──────── Entries shown ────────
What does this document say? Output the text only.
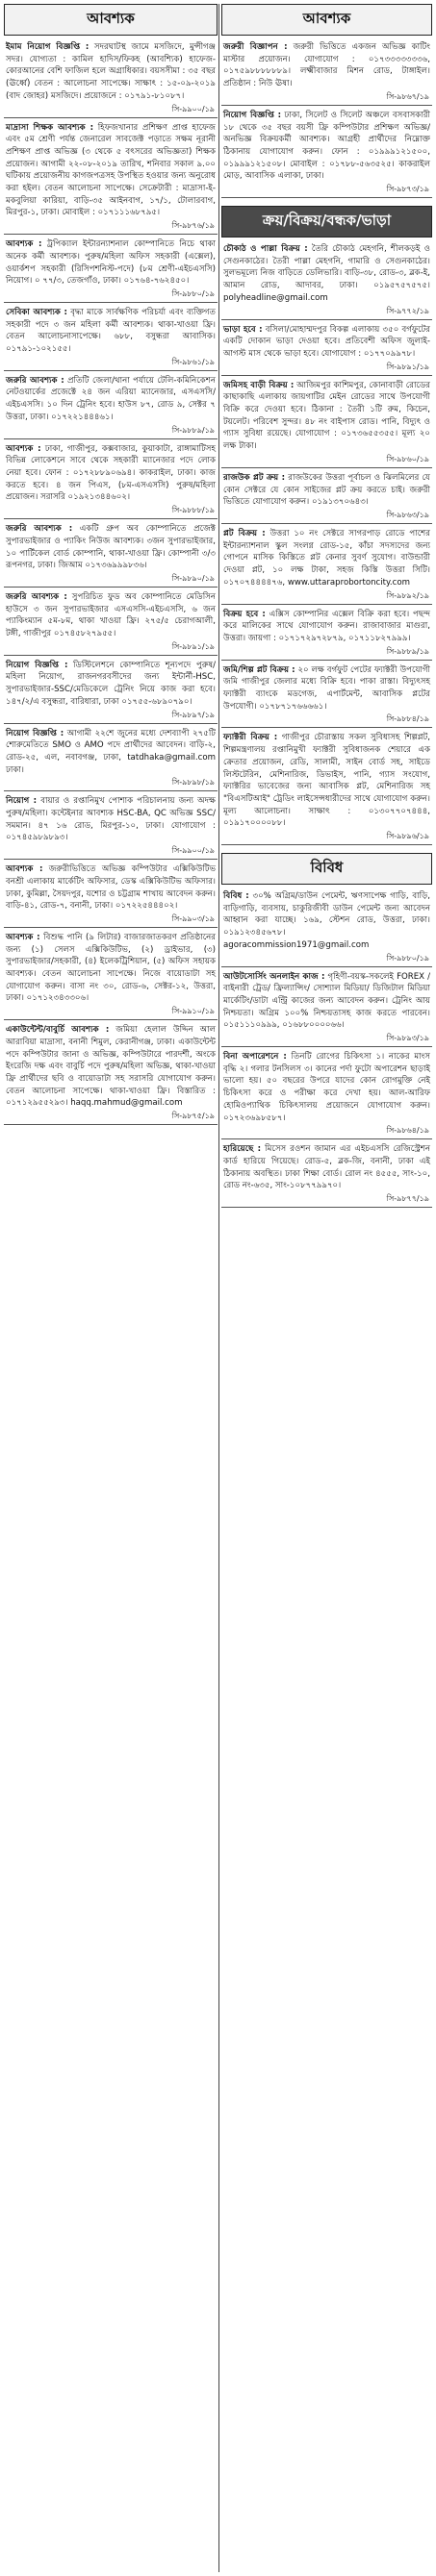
আবশ্যক
ইমাম নিয়োগ বিজ্ঞপ্তি : সদরঘাটস্থ জামে মসজিদে, মুন্সীগঞ্জ সদর। যোগ্যতা : কামিল হাদিস/ফিকহ (আবশ্যিক) হাফেজ-কোরআনের বেশি ফাজিল হলে অগ্রাধিকার। বয়সসীমা : ৩৫ বছর (ঊর্ধ্বে) বেতন : আলোচনা সাপেক্ষে। সাক্ষাৎ : ১৫-০৯-২০১৯ (বাদ জোহর) মসজিদে। প্রয়োজনে : ০১৭৯১-৮১০৮৭।
সি-৯৯০০/১৯
মাদ্রাসা শিক্ষক আবশ্যক : হিফজখানার প্রশিক্ষণ প্রাপ্ত হাফেজ এবং ৫ম শ্রেণী পর্যন্ত জেনারেল সাবজেক্ট পড়াতে সক্ষম নূরানী প্রশিক্ষণ প্রাপ্ত অভিজ্ঞ (৩ থেকে ৫ বৎসরের অভিজ্ঞতা) শিক্ষক প্রয়োজন। আগামী ২২-০৮-২০১৯ তারিখ, শনিবার সকাল ৯.০০ ঘটিকায় প্রয়োজনীয় কাগজপত্রসহ উপস্থিত হওয়ার জন্য অনুরোধ করা হইল। বেতন আলোচনা সাপেক্ষে। সেক্রেটারী : মাদ্রাসা-ই-মকবুলিয়া কারিয়া, বাড়ি-৩৫ আইনবাগ, ১৭/১, টোলারবাগ, মিরপুর-১, ঢাকা। মোবাইল : ০১৭১১১৬৮৭৯৫।
সি-৯৮৭৬/১৯
আবশ্যক : ট্রপিক্যাল ইন্টারন্যাশনাল কোম্পানিতে নিচে থাকা অনেক কর্মী আবশ্যক। পুরুষ/মহিলা অফিস সহকারী (এক্সেল), ওয়ার্কশপ সহকারী (রিসিপশনিস্ট-পদে) (৮ম শ্রেণী-এইচএসসি) নিয়োগ। ০ ৭৭/৩, তেজগাঁও, ঢাকা। ০১৭৬৪-৭৬২৪৫০।
সি-৯৮৮০/১৯
সেবিকা আবশ্যক : বৃদ্ধা মাকে সার্বক্ষণিক পরিচর্যা এবং ব্যক্তিগত সহকারী পদে ৩ জন মহিলা কর্মী আবশ্যক। থাকা-খাওয়া ফ্রি। বেতন আলোচনাসাপেক্ষে। ৬৮৮, বসুন্ধরা আবাসিক। ০১৭৯১-১০২১৫৫।
সি-৯৮৬১/১৯
জরুরি আবশ্যক : প্রতিটি জেলা/থানা পর্যায়ে টেলি-কমিনিকেশন নেটওয়ার্কের প্রজেক্টে ২৪ জন এরিয়া ম্যানেজার, এসএসসি/এইচএসসি। ১০ দিন ট্রেনিং হবে। হাউস ৮৭, রোড ৯, সেক্টর ৭ উত্তরা, ঢাকা। ০১৭২২১৪৪৪৬১।
সি-৯৮৮৯/১৯
আবশ্যক : ঢাকা, গাজীপুর, কক্সবাজার, কুয়াকাটা, রাঙ্গামাটিসহ বিভিন্ন লোকেশনে সাবে থেকে সহকারী ম্যানেজার পদে লোক নেয়া হবে। ফোন : ০১৭২৮৮৯০৬৯৪। কাকরাইল, ঢাকা। কাজ করতে হবে। ৪ জন পিএস, (৮ম-এসএসসি) পুরুষ/মহিলা প্রয়োজন। সরাসরি ০১৯২১৩৪৪৬০২।
সি-৯৮৮৮/১৯
জরুরি আবশ্যক : একটি গ্রুপ অব কোম্পানিতে প্রজেক্ট সুপারভাইজার ও প্যাকিং নিউজ আবশ্যক। ৩জন সুপারভাইজার, ১০ পার্টিকেল বোর্ড কোম্পানি, থাকা-খাওয়া ফ্রি। কোম্পানী ৩/৩ রূপনগর, ঢাকা। জিআম ০১৭৩৬৯৯৯৮৩৬।
সি-৯৮৯০/১৯
জরুরি আবশ্যক : সুপরিচিত ফুড অব কোম্পানিতে মেডিসিন হাউসে ৩ জন সুপারভাইজার এসএসসি-এইচএসসি, ৬ জন প্যাকিংম্যান ৫ম-৮ম, থাকা খাওয়া ফ্রি। ২৭৫/৫ চেরাগআলী, টঙ্গী, গাজীপুর ০১৭৪৫৮২৭৯৫৫।
সি-৯৮৯১/১৯
নিয়োগ বিজ্ঞপ্তি : ডিস্টিলেশনে কোম্পানিতে শূন্যপদে পুরুষ/মহিলা নিয়োগ, রাজনগরবসীদের জন্য ইন্টার্নী-HSC, সুপারভাইজার-SSC/মেডিকেলে ট্রেনিং নিয়ে কাজ করা হবে। ১৪৭/২/এ বসুন্ধরা, বারিধারা, ঢাকা ০১৭৫৫-৬৮৯০৭৯০।
সি-৯৮৯৭/১৯
নিয়োগ বিজ্ঞপ্তি : আগামী ২২শে জুনের মধ্যে দেশব্যাপী ২৭৫টি শোরুমেতিতে SMO ও AMO পদে প্রার্থীদের আবেদন। বাড়ি-২, রোড-২৫, এল, নবাবগঞ্জ, ঢাকা, tatdhaka@gmail.com ঢাকা।
সি-৯৮৯৮/১৯
নিয়োগ : বায়ার ও রপ্তানিমুখ পোশাক পরিচালনায় জন্য অদক্ষ পুরুষ/মহিলা। কন্টেইনার আবশ্যক HSC-BA, QC অভিজ্ঞ SSC/ সমমান। ৪৭ ১৬ রোড, মিরপুর-১০, ঢাকা। যোগাযোগ : ০১৭৪৫৯৮৯৮৯৩।
সি-৯৯০০/১৯
আবশ্যক : জরুরীভিত্তিতে অভিজ্ঞ কম্পিউটার এক্সিকিউটিভ বনশ্রী এলাকায় মার্কেটিং অফিসার, ডেস্ক এক্সিকিউটিভ অফিসার। ঢাকা, কুমিল্লা, সৈয়দপুর, যশোর ও চট্টগ্রাম শাখায় আবেদন করুন। বাড়ি-৪১, রোড-৭, বনানী, ঢাকা। ০১৭২২৫৪৪৪০২।
সি-৯৯০৩/১৯
আবশ্যক : বিশুদ্ধ পানি (৯ লিটার) বাজারজাতকরণ প্রতিষ্ঠানের জন্য (১) সেলস এক্সিকিউটিভ, (২) ড্রাইভার, (৩) সুপারভাইজার/সহকারী, (৪) ইলেকট্রিশিয়ান, (৫) অফিস সহায়ক আবশ্যক। বেতন আলোচনা সাপেক্ষে। নিজে বায়োডাটা সহ যোগাযোগ করুন। বাসা নং ৩০, রোড-৬, সেক্টর-১২, উত্তরা, ঢাকা। ০১৭১২৩৪৩৩০৬।
সি-৯৯১০/১৯
একাউন্টেন্ট/বাবুর্চি আবশ্যক : জমিয়া হেলাল উদ্দিন আল আরাবিয়া মাদ্রাসা, বনানী শিমুল, কেরানীগঞ্জ, ঢাকা। একাউন্টেন্ট পদে কম্পিউটার জানা ও অভিজ্ঞ, কম্পিউটারে পারদর্শী, অংকে ইংরেজি দক্ষ এবং বাবুর্চি পদে পুরুষ/মহিলা অভিজ্ঞ, থাকা-খাওয়া ফ্রি প্রার্থীদের ছবি ও বায়োডাটা সহ সরাসরি যোগাযোগ করুন। বেতন আলোচনা সাপেক্ষে। থাকা-খাওয়া ফ্রি। বিস্তারিত : ০১৭১২৯৫৫২৯৩। haqq.mahmud@gmail.com
সি-৯৮৭৫/১৯
আবশ্যক
জরুরী বিজ্ঞাপন : জরুরী ভিত্তিতে একজন অভিজ্ঞ কাটিং মাস্টার প্রয়োজন। যোগাযোগ : ০১৭৩৩৩৩৩৩৩৬, ০১৭৫৯৮৮৮৮৮৮৯। লক্ষ্মীবাজার মিশন রোড, টাঙ্গাইল। প্রতিষ্ঠান : নিউ ঊষা।
সি-৯৮৬৭/১৯
নিয়োগ বিজ্ঞপ্তি : ঢাকা, সিলেট ও সিলেট অঞ্চলে বসবাসকারী ১৮ থেকে ৩৫ বছর বয়সী ফ্রি কম্পিউটার প্রশিক্ষণ অভিজ্ঞ/অনভিজ্ঞ বিক্রয়কর্মী আবশ্যক। আগ্রহী প্রার্থীদের নিম্নোক্ত ঠিকানায় যোগাযোগ করুন। ফোন : ০১৯৯৯১২১৫০০, ০১৯৯৯১২১৫০৮। মোবাইল : ০১৭৮৮-৫৬৩৫২৫। কাকরাইল মোড়, আবাসিক এলাকা, ঢাকা।
সি-৯৮৭৩/১৯
ক্রয়/বিক্রয়/বন্ধক/ভাড়া
চৌকাঠ ও পাল্লা বিক্রয় : তৈরি চৌকাঠ মেহগনি, শীলকড়ই ও সেগুনকাঠের। তৈরী পাল্লা মেহগনি, গামারি ও সেগুনকাঠের। সুলভমূল্যে নিজ বাড়িতে ডেলিভারি। বাড়ি-৩৮, রোড-৩, ব্লক-ই, আমান রোড, আদাবর, ঢাকা। ০১৯৫৭৫৭৫৭৫। polyheadline@gmail.com
সি-৯৭৭২/১৯
ভাড়া হবে : বসিলা/মোহাম্মদপুর বিকল্প এলাকায় ৩৫০ বর্গফুটের একটি দোকান ভাড়া দেওয়া হবে। প্রতিবেশী অফিস জুলাই-আগস্ট মাস থেকে ভাড়া হবে। যোগাযোগ : ০১৭৭০৯৯৭৮।
সি-৯৮৯১/১৯
জমিসহ বাড়ী বিক্রয় : আজিমপুর কাশিমপুর, কোনাবাড়ী রোডের কাছাকাছি এলাকায় জায়গাটির মেইন রোডের সাথে উপযোগী বিক্রি করে দেওয়া হবে। ঠিকানা : তৈরী ১টি রুম, কিচেন, টয়লেট। পরিবেশ সুন্দর। ৪৮ নং বাইপাস রোড। পানি, বিদ্যুৎ ও গ্যাস সুবিধা রয়েছে। যোগাযোগ : ০১৭৩৬৫৫৩৫৫। মূল্য ২০ লক্ষ টাকা।
সি-৯৮৬০/১৯
রাজউক প্লট ক্রয় : রাজউকের উত্তরা পূর্বাচল ও ঝিলমিলের যে কোন সেক্টরে যে কোন সাইজের প্লট ক্রয় করতে চাই। জরুরী ভিত্তিতে যোগাযোগ করুন। ০১৯১৩৭০৬৪৩।
সি-৯৮৬৩/১৯
প্লট বিক্রয় : উত্তরা ১০ নং সেক্টরে সাগরপাড় রোডে পাশের ইন্টারন্যাশনাল স্কুল সংলগ্ন রোড-১৫, কাঁচা সদস্যদের জন্য গোপনে মাসিক কিস্তিতে প্লট কেনার সুবর্ণ সুযোগ। বাউন্ডারী দেওয়া প্লট, ১০ লক্ষ টাকা, সহজ কিস্তি উত্তরা সিটি। ০১৭০৭৪৪৪৪৭৬, www.uttaraprobortoncity.com
সি-৯৮৯২/১৯
বিক্রয় হবে : এক্সিস কোম্পানির এক্সেল বিক্রি করা হবে। পছন্দ করে মালিকের সাথে যোগাযোগ করুন। রাজাবাজার মাগুরা, উত্তরা। জায়গা : ০১৭১৭২৯৭২৮৭৯, ০১৭১১৮২৭৯৯৯।
সি-৯৮৮৯/১৯
জমি/শিল্প প্লট বিক্রয় : ২০ লক্ষ বর্গফুট পেটের ফ্যাক্টরী উপযোগী জমি গাজীপুর জেলার মধ্যে বিক্রি হবে। পাকা রাস্তা। বিদ্যুৎসহ ফ্যাক্টরী ব্যাংকে মডগেজ, এপার্টমেন্ট, আবাসিক প্লটের উপযোগী। ০১৭৮৭১৭৬৬৬৬১।
সি-৯৮৮৪/১৯
ফ্যাক্টরী বিক্রয় : গাজীপুর চৌরাস্তায় সকল সুবিধাসহ শিল্পপ্লট, শিল্পমন্ত্রণালয় রপ্তানিমুখী ফ্যাক্টরী সুবিধাজনক শেয়ারে এক ক্রেতার প্রয়োজন, রেডি, সালামী, সাইন বোর্ড সহ, সাইডে লিস্টটেরিন, মেশিনারিজ, ডিভাইস, পানি, গ্যাস সংযোগ, ফ্যাক্টরির ভাবেজের জন্য আবাসিক প্লট, মেশিনারিজ সহ "বিএসটিআই" ট্রেডিং লাইসেন্সধারীদের সাথে যোগাযোগ করুন। মূল্য আলোচনা। সাক্ষাৎ : ০১৩০৭৭০৭৪৪৪, ০১৯১৭০০০০৮৮।
সি-৯৮৯৬/১৯
বিবিধ
বিবিধ : ৩০% অগ্রিম/ডাউন পেমেন্ট, ঋণসাপেক্ষ গাড়ি, বাড়ি, বাড়িগাড়ি, ব্যবসায়, চাকুরিজীবী ডাউন পেমেন্ট জন্য আবেদন আহ্বান করা যাচ্ছে। ১৬৯, স্টেশন রোড, উত্তরা, ঢাকা। ০১৯১২৩৪৫৬৭৮। agoracommission1971@gmail.com
সি-৯৮৮০/১৯
আউটসোর্সিং অনলাইন কাজ : গৃহিণী-বয়স্ক-সকলেই FOREX / বাইনারী ট্রেড/ ফ্রিল্যান্সিং/ সোশ্যাল মিডিয়া/ ডিজিটাল মিডিয়া মার্কেটিং/ডাটা এন্ট্রি কাজের জন্য আবেদন করুন। ট্রেনিং আয় নিশ্চয়তা। অগ্রিম ১০০% নিশ্চয়তাসহ কাজ করতে পারবেন। ০১৫১১১০৯৯৯, ০১৬৮৮০০০০৬৬।
সি-৯৮৯৩/১৯
বিনা অপারেশনে : তিনটি রোগের চিকিৎসা ১। নাকের মাংস বৃদ্ধি ২। গলার টনসিলস ৩। কানের পর্দা ফুটো অপারেশন ছাড়াই ভালো হয়। ৫০ বছরের উপরে যাদের কোন রোগমুক্তি নেই চিকিৎসা করে ও পরীক্ষা করে দেখা হয়। আল-আরিফ হোমিওপ্যাথিক চিকিৎসালয় প্রয়োজনে যোগাযোগ করুন। ০১৭২৩৬৯৮৫৮৭।
সি-৯৮৬৪/১৯
হারিয়েছে : মিসেস রওশন জামান এর এইচএসসি রেজিস্ট্রেশন কার্ড হারিয়ে গিয়েছে। রোড-৫, ব্লক-জি, বনানী, ঢাকা এই ঠিকানায় অবস্থিত। ঢাকা শিক্ষা বোর্ড। রোল নং ৪৫৫৫, সাং-১০, রোড নং-৬৩৫, সাং-১০৮৭৭৯৯৭০।
সি-৯৮৭৭/১৯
────────
▶ **Task description**:
Which lines in the listing above hold the word "এসএসস"? Show each of them.

▶ **Final result**:
জরুরি আবশ্যক : প্রতিটি জেলা/থানা পর্যায়ে টেলি-কমিনিকেশন নেটওয়ার্কের প্রজেক্টে ২৪ জন এরিয়া ম্যানেজার, এসএসসি/এইচএসসি। ১০ দিন ট্রেনিং হবে। হাউস ৮৭, রোড ৯, সেক্টর ৭ উত্তরা, ঢাকা। ০১৭২২১৪৪৪৬১।
আবশ্যক : ঢাকা, গাজীপুর, কক্সবাজার, কুয়াকাটা, রাঙ্গামাটিসহ বিভিন্ন লোকেশনে সাবে থেকে সহকারী ম্যানেজার পদে লোক নেয়া হবে। ফোন : ০১৭২৮৮৯০৬৯৪। কাকরাইল, ঢাকা। কাজ করতে হবে। ৪ জন পিএস, (৮ম-এসএসসি) পুরুষ/মহিলা প্রয়োজন। সরাসরি ০১৯২১৩৪৪৬০২।
জরুরি আবশ্যক : সুপরিচিত ফুড অব কোম্পানিতে মেডিসিন হাউসে ৩ জন সুপারভাইজার এসএসসি-এইচএসসি, ৬ জন প্যাকিংম্যান ৫ম-৮ম, থাকা খাওয়া ফ্রি। ২৭৫/৫ চেরাগআলী, টঙ্গী, গাজীপুর ০১৭৪৫৮২৭৯৫৫।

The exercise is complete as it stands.